Supplied material |

★ ★ ★ ★ ★

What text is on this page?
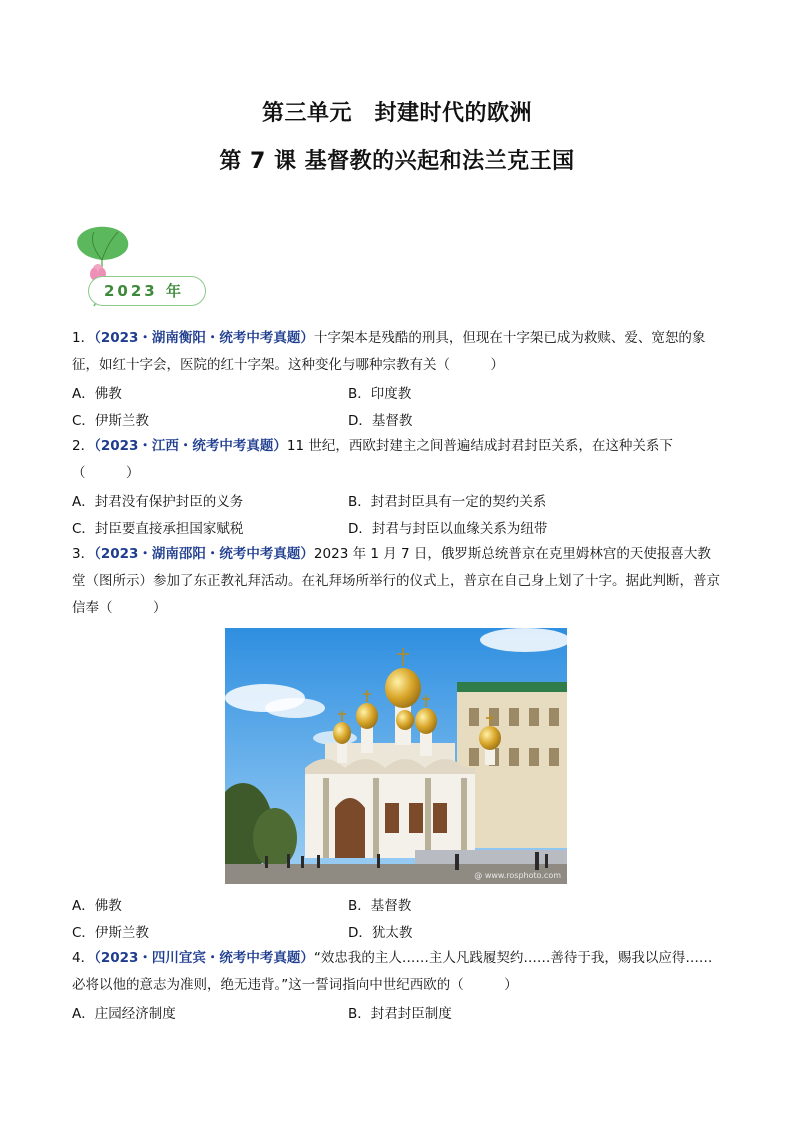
第三单元　封建时代的欧洲
第 7 课 基督教的兴起和法兰克王国
2023 年
1．（2023・湖南衡阳・统考中考真题）十字架本是残酷的刑具，但现在十字架已成为救赎、爱、宽恕的象征，如红十字会，医院的红十字架。这种变化与哪种宗教有关（　　　）
A．佛教	B．印度教
C．伊斯兰教	D．基督教
2．（2023・江西・统考中考真题）11 世纪，西欧封建主之间普遍结成封君封臣关系，在这种关系下（　　　）
A．封君没有保护封臣的义务	B．封君封臣具有一定的契约关系
C．封臣要直接承担国家赋税	D．封君与封臣以血缘关系为纽带
3．（2023・湖南邵阳・统考中考真题）2023 年 1 月 7 日，俄罗斯总统普京在克里姆林宫的天使报喜大教堂（图所示）参加了东正教礼拜活动。在礼拜场所举行的仪式上，普京在自己身上划了十字。据此判断，普京信奉（　　　）
@ www.rosphoto.com
A．佛教	B．基督教
C．伊斯兰教	D．犹太教
4．（2023・四川宜宾・统考中考真题）“效忠我的主人……主人凡践履契约……善待于我，赐我以应得……必将以他的意志为准则，绝无违背。”这一誓词指向中世纪西欧的（　　　）
A．庄园经济制度	B．封君封臣制度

★ ★ ★ ★ ★

Transcribe the records verbatim and omit the images.

Exercise output |
What text is on this page?
第三单元　封建时代的欧洲
第 7 课 基督教的兴起和法兰克王国
2023 年
1．（2023・湖南衡阳・统考中考真题）十字架本是残酷的刑具，但现在十字架已成为救赎、爱、宽恕的象征，如红十字会，医院的红十字架。这种变化与哪种宗教有关（　　　）
A．佛教	B．印度教
C．伊斯兰教	D．基督教
2．（2023・江西・统考中考真题）11 世纪，西欧封建主之间普遍结成封君封臣关系，在这种关系下（　　　）
A．封君没有保护封臣的义务	B．封君封臣具有一定的契约关系
C．封臣要直接承担国家赋税	D．封君与封臣以血缘关系为纽带
3．（2023・湖南邵阳・统考中考真题）2023 年 1 月 7 日，俄罗斯总统普京在克里姆林宫的天使报喜大教堂（图所示）参加了东正教礼拜活动。在礼拜场所举行的仪式上，普京在自己身上划了十字。据此判断，普京信奉（　　　）
@ www.rosphoto.com
A．佛教	B．基督教
C．伊斯兰教	D．犹太教
4．（2023・四川宜宾・统考中考真题）“效忠我的主人……主人凡践履契约……善待于我，赐我以应得……必将以他的意志为准则，绝无违背。”这一誓词指向中世纪西欧的（　　　）
A．庄园经济制度	B．封君封臣制度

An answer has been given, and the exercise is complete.